**Prompt**
Look through the data for the string "this". Copy every line where it is found.

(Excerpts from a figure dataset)
* begin *

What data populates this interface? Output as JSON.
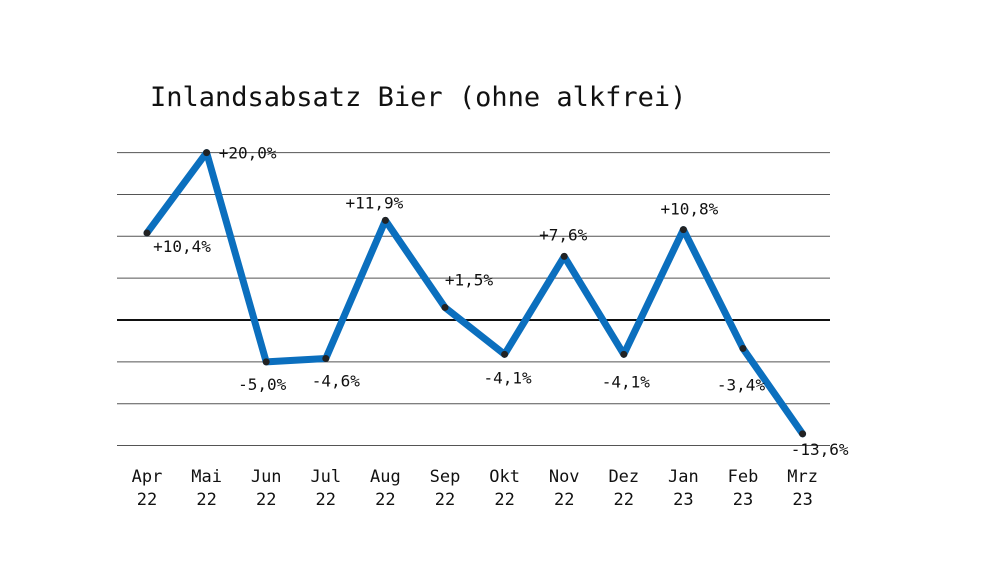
{
  "chart_data": {
    "type": "line",
    "title": "Inlandsabsatz Bier (ohne alkfrei)",
    "xlabel": "",
    "ylabel": "",
    "ylim": [
      -15,
      20
    ],
    "gridlines": [
      20,
      15,
      10,
      5,
      0,
      -5,
      -10,
      -15
    ],
    "grid": true,
    "categories": [
      [
        "Apr",
        "22"
      ],
      [
        "Mai",
        "22"
      ],
      [
        "Jun",
        "22"
      ],
      [
        "Jul",
        "22"
      ],
      [
        "Aug",
        "22"
      ],
      [
        "Sep",
        "22"
      ],
      [
        "Okt",
        "22"
      ],
      [
        "Nov",
        "22"
      ],
      [
        "Dez",
        "22"
      ],
      [
        "Jan",
        "23"
      ],
      [
        "Feb",
        "23"
      ],
      [
        "Mrz",
        "23"
      ]
    ],
    "series": [
      {
        "name": "Inlandsabsatz Bier",
        "color": "#0b6fbe",
        "values": [
          10.4,
          20.0,
          -5.0,
          -4.6,
          11.9,
          1.5,
          -4.1,
          7.6,
          -4.1,
          10.8,
          -3.4,
          -13.6
        ],
        "labels": [
          "+10,4%",
          "+20,0%",
          "-5,0%",
          "-4,6%",
          "+11,9%",
          "+1,5%",
          "-4,1%",
          "+7,6%",
          "-4,1%",
          "+10,8%",
          "-3,4%",
          "-13,6%"
        ]
      }
    ]
  }
}
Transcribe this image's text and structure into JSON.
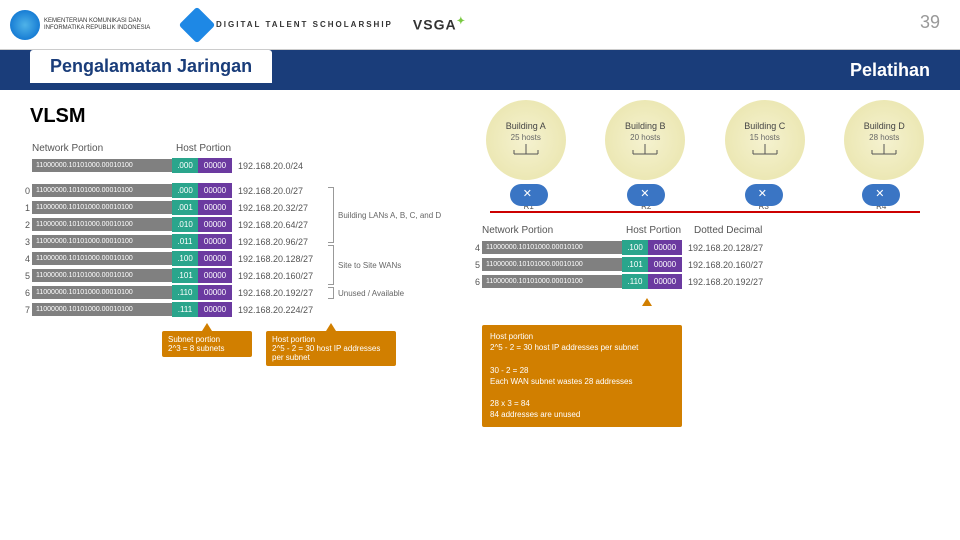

* end *

**Correct answer**
What data populates this interface? Output as JSON.
Transcribe this image's text and structure into JSON.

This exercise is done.